» **WHAT YOU WILL DO**: Give every line of the data again, unchanged, but with no pictures.
== == ==
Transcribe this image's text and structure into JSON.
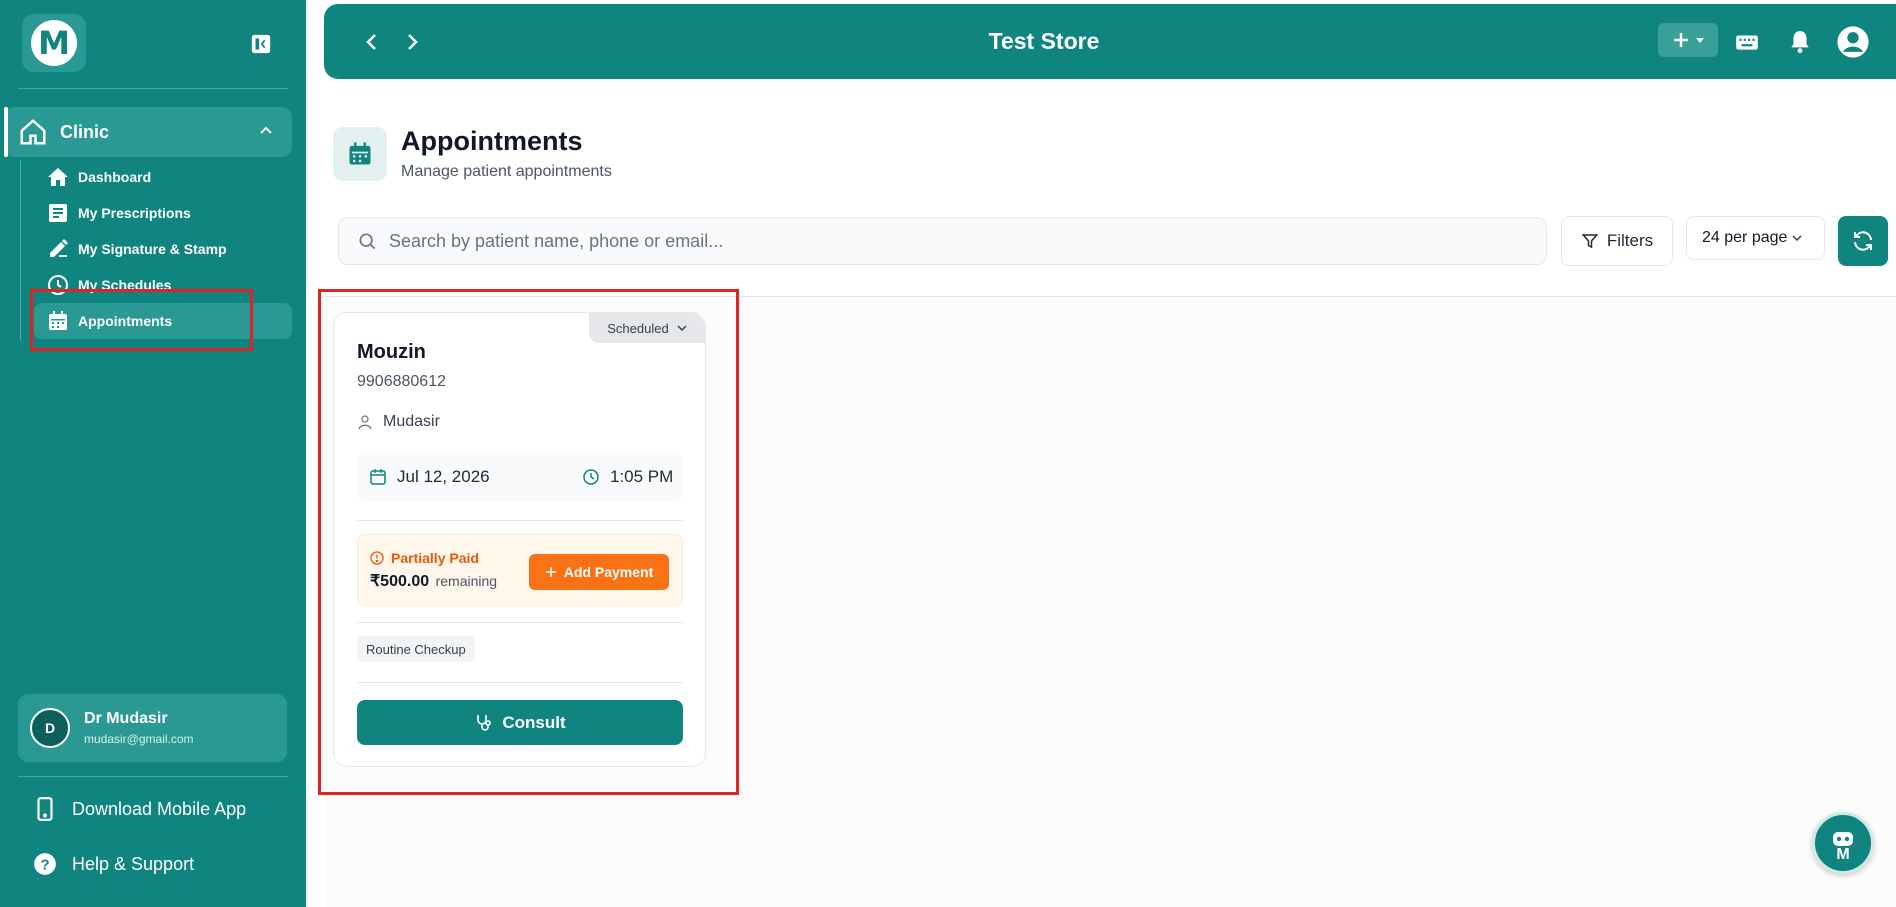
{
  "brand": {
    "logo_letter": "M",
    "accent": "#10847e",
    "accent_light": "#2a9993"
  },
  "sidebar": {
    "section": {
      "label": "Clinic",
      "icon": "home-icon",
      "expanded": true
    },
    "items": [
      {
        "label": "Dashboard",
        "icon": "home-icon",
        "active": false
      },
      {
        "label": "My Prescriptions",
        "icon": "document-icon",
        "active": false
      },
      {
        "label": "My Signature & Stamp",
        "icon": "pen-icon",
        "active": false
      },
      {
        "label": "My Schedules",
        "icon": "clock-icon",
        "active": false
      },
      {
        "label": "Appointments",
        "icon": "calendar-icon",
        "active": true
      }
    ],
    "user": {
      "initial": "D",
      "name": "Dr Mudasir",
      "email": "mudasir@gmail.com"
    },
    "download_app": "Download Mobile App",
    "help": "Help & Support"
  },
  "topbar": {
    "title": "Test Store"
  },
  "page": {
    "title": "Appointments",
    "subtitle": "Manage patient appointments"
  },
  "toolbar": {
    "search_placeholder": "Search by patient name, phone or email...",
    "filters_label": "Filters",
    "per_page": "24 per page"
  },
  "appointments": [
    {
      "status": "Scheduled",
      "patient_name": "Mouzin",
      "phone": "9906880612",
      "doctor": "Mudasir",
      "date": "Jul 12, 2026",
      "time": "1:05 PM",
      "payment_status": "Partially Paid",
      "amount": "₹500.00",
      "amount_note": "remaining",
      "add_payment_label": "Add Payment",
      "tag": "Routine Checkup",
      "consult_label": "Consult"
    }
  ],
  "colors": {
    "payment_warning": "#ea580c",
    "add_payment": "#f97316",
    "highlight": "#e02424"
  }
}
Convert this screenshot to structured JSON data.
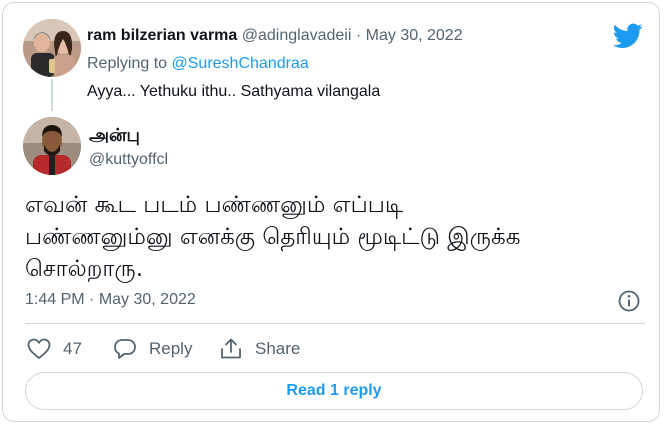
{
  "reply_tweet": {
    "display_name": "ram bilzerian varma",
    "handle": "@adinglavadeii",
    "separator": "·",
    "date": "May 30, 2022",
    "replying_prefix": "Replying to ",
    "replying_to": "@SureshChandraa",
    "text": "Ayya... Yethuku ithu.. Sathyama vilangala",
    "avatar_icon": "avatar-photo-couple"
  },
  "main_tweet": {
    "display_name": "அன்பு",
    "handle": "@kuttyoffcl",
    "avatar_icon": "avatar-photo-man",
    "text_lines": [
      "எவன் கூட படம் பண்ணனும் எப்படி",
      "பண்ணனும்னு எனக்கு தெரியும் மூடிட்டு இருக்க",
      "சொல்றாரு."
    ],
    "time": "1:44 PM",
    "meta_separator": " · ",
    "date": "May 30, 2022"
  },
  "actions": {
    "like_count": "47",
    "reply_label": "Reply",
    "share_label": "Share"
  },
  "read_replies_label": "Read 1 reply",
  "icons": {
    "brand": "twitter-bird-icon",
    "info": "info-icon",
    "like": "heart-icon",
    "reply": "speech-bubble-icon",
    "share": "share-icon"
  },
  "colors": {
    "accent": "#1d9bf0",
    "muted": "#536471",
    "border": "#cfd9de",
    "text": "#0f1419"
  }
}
== == ==
» **COMPLETED TASK**:
Transcribe this image's text and structure into JSON.
{
  "brand": {
    "logo_letter": "M",
    "accent": "#10847e",
    "accent_light": "#2a9993"
  },
  "sidebar": {
    "section": {
      "label": "Clinic",
      "icon": "home-icon",
      "expanded": true
    },
    "items": [
      {
        "label": "Dashboard",
        "icon": "home-icon",
        "active": false
      },
      {
        "label": "My Prescriptions",
        "icon": "document-icon",
        "active": false
      },
      {
        "label": "My Signature & Stamp",
        "icon": "pen-icon",
        "active": false
      },
      {
        "label": "My Schedules",
        "icon": "clock-icon",
        "active": false
      },
      {
        "label": "Appointments",
        "icon": "calendar-icon",
        "active": true
      }
    ],
    "user": {
      "initial": "D",
      "name": "Dr Mudasir",
      "email": "mudasir@gmail.com"
    },
    "download_app": "Download Mobile App",
    "help": "Help & Support"
  },
  "topbar": {
    "title": "Test Store"
  },
  "page": {
    "title": "Appointments",
    "subtitle": "Manage patient appointments"
  },
  "toolbar": {
    "search_placeholder": "Search by patient name, phone or email...",
    "filters_label": "Filters",
    "per_page": "24 per page"
  },
  "appointments": [
    {
      "status": "Scheduled",
      "patient_name": "Mouzin",
      "phone": "9906880612",
      "doctor": "Mudasir",
      "date": "Jul 12, 2026",
      "time": "1:05 PM",
      "payment_status": "Partially Paid",
      "amount": "₹500.00",
      "amount_note": "remaining",
      "add_payment_label": "Add Payment",
      "tag": "Routine Checkup",
      "consult_label": "Consult"
    }
  ],
  "colors": {
    "payment_warning": "#ea580c",
    "add_payment": "#f97316",
    "highlight": "#e02424"
  }
}
Convert this screenshot to structured JSON data.
{
  "reply_tweet": {
    "display_name": "ram bilzerian varma",
    "handle": "@adinglavadeii",
    "separator": "·",
    "date": "May 30, 2022",
    "replying_prefix": "Replying to ",
    "replying_to": "@SureshChandraa",
    "text": "Ayya... Yethuku ithu.. Sathyama vilangala",
    "avatar_icon": "avatar-photo-couple"
  },
  "main_tweet": {
    "display_name": "அன்பு",
    "handle": "@kuttyoffcl",
    "avatar_icon": "avatar-photo-man",
    "text_lines": [
      "எவன் கூட படம் பண்ணனும் எப்படி",
      "பண்ணனும்னு எனக்கு தெரியும் மூடிட்டு இருக்க",
      "சொல்றாரு."
    ],
    "time": "1:44 PM",
    "meta_separator": " · ",
    "date": "May 30, 2022"
  },
  "actions": {
    "like_count": "47",
    "reply_label": "Reply",
    "share_label": "Share"
  },
  "read_replies_label": "Read 1 reply",
  "icons": {
    "brand": "twitter-bird-icon",
    "info": "info-icon",
    "like": "heart-icon",
    "reply": "speech-bubble-icon",
    "share": "share-icon"
  },
  "colors": {
    "accent": "#1d9bf0",
    "muted": "#536471",
    "border": "#cfd9de",
    "text": "#0f1419"
  }
}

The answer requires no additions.